------ Text

Farmers and farm workers need an adequate family income, income security, health, and bearable levels of stress. Other needs are more local or individual, such as a relationship with a specific religious belief or the identification with a specific community or nationality. If these values are not met, farmers or farm workers refuse to work and find a more meaningful life in another situation. Another set of values concern farmers’ knowledge and caring that allow them to achieve excellence in their work. As an example, a farmer’s long-term knowledge about the specific soils and weather conditions on a farm is essential not only to excellent crop production but also the wise use of the land. Farmers’ caring saves wetlands or wildlife habitat that is beneficial in the control of unwanted insects or enhances the beauty of the community.
Farmers’ knowledge and caring about their communities may be essential to securing a market for their products and maintaining a healthy place to live for their families. Other values such as long-term and secure lives in places of safety, beauty, and productive environments are all secured through a farmer’s knowledge and caring. The traditional family farm is usually envisioned as a place where the long-term caring and understanding have created a home place for a successful and healthy agricultural enterprise.
A major place where tool values have an impact is the well-being of animals and other living species. Animals once were farmers’ partners in agricultural production, but today many farmers raise animals for food. Farmers know that knowledge and caring are the best ways to work with animals. In the last sixty years machines have mostly replaced animals as the essential source of power in agricultural production. At the same time farm animals are raised increasingly in massive intensive-confinement systems where appropriate care is limited to crowded shelter and unnatural food. Farmers have no opportunity to exhibit their long-term knowledge and care in these industry-like systems that are operated under agribusiness rules and often by non-farmer laborers.
Other living creatures also are a part of an agricultural value system. Insects, plants, and even species that live in the soil are all crucial to farming. Whether a farmer grows crops or raises animals, the remarkable diversity of a healthy ecological system is crucial for long-term success. It is a value for all of us to protect the ongoing vitality of nature in our agricultural landscape. It is useful in our farming practices. ‘‘But it is above all beautiful and it calls for a response of caring from the human heart’’ (Dundon 1998).

------------
------ Dataset section

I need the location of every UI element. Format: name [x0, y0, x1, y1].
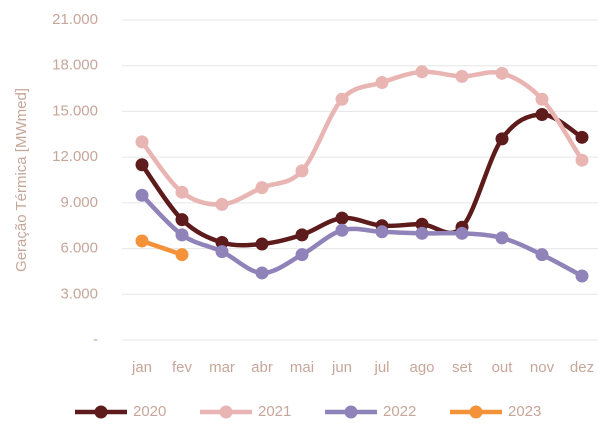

------------

Direction 1
List the four needs of farmers and farm workers named in the first sentence of the farm values text.
Direction 2
Repeat the farm values text word for word, starting at "Farmers’ knowledge and caring about" and ending at "healthy agricultural enterprise.".

Task answer 1
- An adequate family income
- Income security
- Health
- Bearable levels of stress

Task answer 2
Farmers’ knowledge and caring about their communities may be essential to securing a market for their products and maintaining a healthy place to live for their families. Other values such as long-term and secure lives in places of safety, beauty, and productive environments are all secured through a farmer’s knowledge and caring. The traditional family farm is usually envisioned as a place where the long-term caring and understanding have created a home place for a successful and healthy agricultural enterprise.